- Problem to work on -
Transcribe all the records exactly and omit any images they hold.

- Rows -

*-*-*

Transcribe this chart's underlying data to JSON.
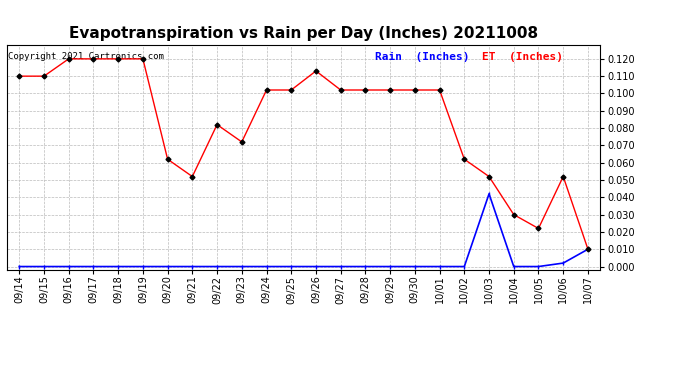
{
  "title": "Evapotranspiration vs Rain per Day (Inches) 20211008",
  "copyright": "Copyright 2021 Cartronics.com",
  "legend_rain": "Rain  (Inches)",
  "legend_et": "ET  (Inches)",
  "dates": [
    "09/14",
    "09/15",
    "09/16",
    "09/17",
    "09/18",
    "09/19",
    "09/20",
    "09/21",
    "09/22",
    "09/23",
    "09/24",
    "09/25",
    "09/26",
    "09/27",
    "09/28",
    "09/29",
    "09/30",
    "10/01",
    "10/02",
    "10/03",
    "10/04",
    "10/05",
    "10/06",
    "10/07"
  ],
  "et_values": [
    0.11,
    0.11,
    0.12,
    0.12,
    0.12,
    0.12,
    0.062,
    0.052,
    0.082,
    0.072,
    0.102,
    0.102,
    0.113,
    0.102,
    0.102,
    0.102,
    0.102,
    0.102,
    0.062,
    0.052,
    0.03,
    0.022,
    0.052,
    0.01
  ],
  "rain_values": [
    0.0,
    0.0,
    0.0,
    0.0,
    0.0,
    0.0,
    0.0,
    0.0,
    0.0,
    0.0,
    0.0,
    0.0,
    0.0,
    0.0,
    0.0,
    0.0,
    0.0,
    0.0,
    0.0,
    0.042,
    0.0,
    0.0,
    0.002,
    0.01
  ],
  "et_color": "red",
  "rain_color": "blue",
  "marker_color": "black",
  "ylim_min": -0.002,
  "ylim_max": 0.128,
  "yticks": [
    0.0,
    0.01,
    0.02,
    0.03,
    0.04,
    0.05,
    0.06,
    0.07,
    0.08,
    0.09,
    0.1,
    0.11,
    0.12
  ],
  "background_color": "#ffffff",
  "grid_color": "#bbbbbb",
  "title_fontsize": 11,
  "copyright_fontsize": 6.5,
  "legend_fontsize": 8,
  "tick_fontsize": 7
}
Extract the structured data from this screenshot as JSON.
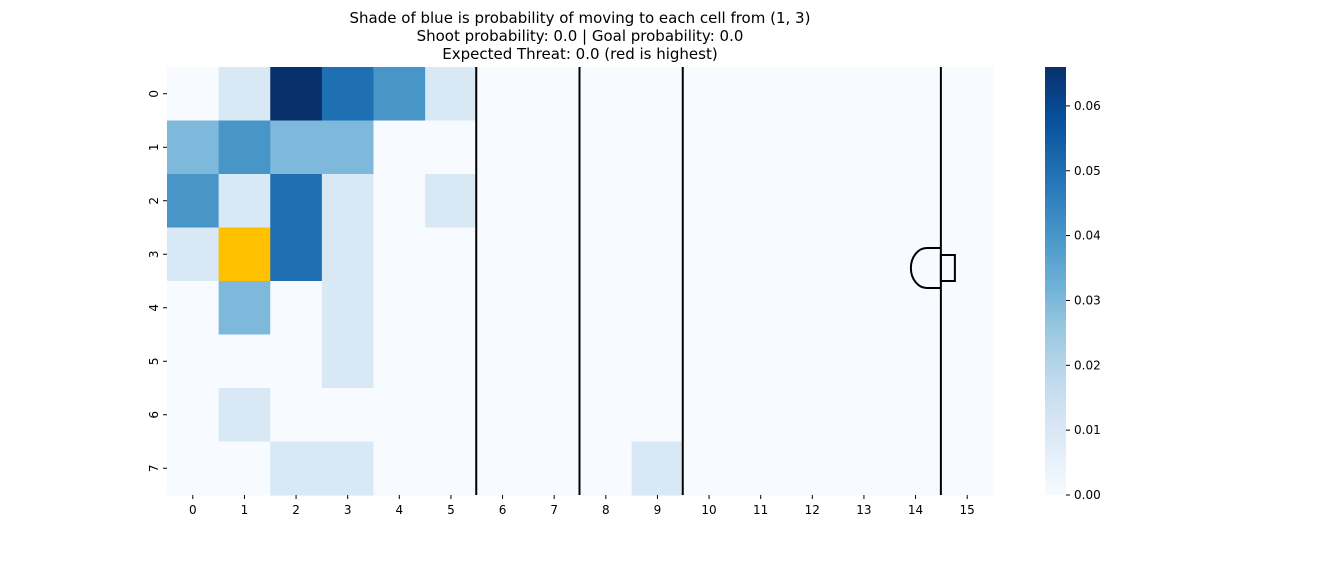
{
  "chart_data": {
    "type": "heatmap",
    "title": [
      "Shade of blue is probability of moving to each cell from (1, 3)",
      "Shoot probability: 0.0 | Goal probability: 0.0",
      "Expected Threat: 0.0 (red is highest)"
    ],
    "xlabel": "",
    "ylabel": "",
    "x_categories": [
      "0",
      "1",
      "2",
      "3",
      "4",
      "5",
      "6",
      "7",
      "8",
      "9",
      "10",
      "11",
      "12",
      "13",
      "14",
      "15"
    ],
    "y_categories": [
      "0",
      "1",
      "2",
      "3",
      "4",
      "5",
      "6",
      "7"
    ],
    "values": [
      [
        0.0,
        0.01,
        0.066,
        0.05,
        0.04,
        0.01,
        0,
        0,
        0,
        0,
        0,
        0,
        0,
        0,
        0,
        0
      ],
      [
        0.03,
        0.04,
        0.03,
        0.03,
        0.0,
        0.0,
        0,
        0,
        0,
        0,
        0,
        0,
        0,
        0,
        0,
        0
      ],
      [
        0.04,
        0.01,
        0.05,
        0.01,
        0.0,
        0.01,
        0,
        0,
        0,
        0,
        0,
        0,
        0,
        0,
        0,
        0
      ],
      [
        0.01,
        0.0,
        0.05,
        0.01,
        0.0,
        0.0,
        0,
        0,
        0,
        0,
        0,
        0,
        0,
        0,
        0,
        0
      ],
      [
        0.0,
        0.03,
        0.0,
        0.01,
        0.0,
        0.0,
        0,
        0,
        0,
        0,
        0,
        0,
        0,
        0,
        0,
        0
      ],
      [
        0.0,
        0.0,
        0.0,
        0.01,
        0.0,
        0.0,
        0,
        0,
        0,
        0,
        0,
        0,
        0,
        0,
        0,
        0
      ],
      [
        0.0,
        0.01,
        0.0,
        0.0,
        0.0,
        0.0,
        0,
        0,
        0,
        0,
        0,
        0,
        0,
        0,
        0,
        0
      ],
      [
        0.0,
        0.0,
        0.01,
        0.01,
        0.0,
        0.0,
        0,
        0,
        0,
        0.01,
        0,
        0,
        0,
        0,
        0,
        0
      ]
    ],
    "highlight_cell": {
      "row": 3,
      "col": 1,
      "color": "#ffc000"
    },
    "colorbar": {
      "min": 0.0,
      "max": 0.066,
      "ticks": [
        "0.00",
        "0.01",
        "0.02",
        "0.03",
        "0.04",
        "0.05",
        "0.06"
      ],
      "colormap": "Blues"
    },
    "vertical_lines_after_column": [
      5,
      7,
      9,
      14
    ],
    "goal_marker_column": 14,
    "grid": false
  }
}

*-*-*

- Response for this exercise -
Transcribe this chart's underlying data to JSON.
{
  "title": "Evapotranspiration vs Rain per Day (Inches) 20211008",
  "copyright": "Copyright 2021 Cartronics.com",
  "legend_rain": "Rain  (Inches)",
  "legend_et": "ET  (Inches)",
  "dates": [
    "09/14",
    "09/15",
    "09/16",
    "09/17",
    "09/18",
    "09/19",
    "09/20",
    "09/21",
    "09/22",
    "09/23",
    "09/24",
    "09/25",
    "09/26",
    "09/27",
    "09/28",
    "09/29",
    "09/30",
    "10/01",
    "10/02",
    "10/03",
    "10/04",
    "10/05",
    "10/06",
    "10/07"
  ],
  "et_values": [
    0.11,
    0.11,
    0.12,
    0.12,
    0.12,
    0.12,
    0.062,
    0.052,
    0.082,
    0.072,
    0.102,
    0.102,
    0.113,
    0.102,
    0.102,
    0.102,
    0.102,
    0.102,
    0.062,
    0.052,
    0.03,
    0.022,
    0.052,
    0.01
  ],
  "rain_values": [
    0.0,
    0.0,
    0.0,
    0.0,
    0.0,
    0.0,
    0.0,
    0.0,
    0.0,
    0.0,
    0.0,
    0.0,
    0.0,
    0.0,
    0.0,
    0.0,
    0.0,
    0.0,
    0.0,
    0.042,
    0.0,
    0.0,
    0.002,
    0.01
  ],
  "et_color": "red",
  "rain_color": "blue",
  "marker_color": "black",
  "ylim_min": -0.002,
  "ylim_max": 0.128,
  "yticks": [
    0.0,
    0.01,
    0.02,
    0.03,
    0.04,
    0.05,
    0.06,
    0.07,
    0.08,
    0.09,
    0.1,
    0.11,
    0.12
  ],
  "background_color": "#ffffff",
  "grid_color": "#bbbbbb",
  "title_fontsize": 11,
  "copyright_fontsize": 6.5,
  "legend_fontsize": 8,
  "tick_fontsize": 7
}
Extract the structured data from this screenshot as JSON.
{
  "chart_data": {
    "type": "heatmap",
    "title": [
      "Shade of blue is probability of moving to each cell from (1, 3)",
      "Shoot probability: 0.0 | Goal probability: 0.0",
      "Expected Threat: 0.0 (red is highest)"
    ],
    "xlabel": "",
    "ylabel": "",
    "x_categories": [
      "0",
      "1",
      "2",
      "3",
      "4",
      "5",
      "6",
      "7",
      "8",
      "9",
      "10",
      "11",
      "12",
      "13",
      "14",
      "15"
    ],
    "y_categories": [
      "0",
      "1",
      "2",
      "3",
      "4",
      "5",
      "6",
      "7"
    ],
    "values": [
      [
        0.0,
        0.01,
        0.066,
        0.05,
        0.04,
        0.01,
        0,
        0,
        0,
        0,
        0,
        0,
        0,
        0,
        0,
        0
      ],
      [
        0.03,
        0.04,
        0.03,
        0.03,
        0.0,
        0.0,
        0,
        0,
        0,
        0,
        0,
        0,
        0,
        0,
        0,
        0
      ],
      [
        0.04,
        0.01,
        0.05,
        0.01,
        0.0,
        0.01,
        0,
        0,
        0,
        0,
        0,
        0,
        0,
        0,
        0,
        0
      ],
      [
        0.01,
        0.0,
        0.05,
        0.01,
        0.0,
        0.0,
        0,
        0,
        0,
        0,
        0,
        0,
        0,
        0,
        0,
        0
      ],
      [
        0.0,
        0.03,
        0.0,
        0.01,
        0.0,
        0.0,
        0,
        0,
        0,
        0,
        0,
        0,
        0,
        0,
        0,
        0
      ],
      [
        0.0,
        0.0,
        0.0,
        0.01,
        0.0,
        0.0,
        0,
        0,
        0,
        0,
        0,
        0,
        0,
        0,
        0,
        0
      ],
      [
        0.0,
        0.01,
        0.0,
        0.0,
        0.0,
        0.0,
        0,
        0,
        0,
        0,
        0,
        0,
        0,
        0,
        0,
        0
      ],
      [
        0.0,
        0.0,
        0.01,
        0.01,
        0.0,
        0.0,
        0,
        0,
        0,
        0.01,
        0,
        0,
        0,
        0,
        0,
        0
      ]
    ],
    "highlight_cell": {
      "row": 3,
      "col": 1,
      "color": "#ffc000"
    },
    "colorbar": {
      "min": 0.0,
      "max": 0.066,
      "ticks": [
        "0.00",
        "0.01",
        "0.02",
        "0.03",
        "0.04",
        "0.05",
        "0.06"
      ],
      "colormap": "Blues"
    },
    "vertical_lines_after_column": [
      5,
      7,
      9,
      14
    ],
    "goal_marker_column": 14,
    "grid": false
  }
}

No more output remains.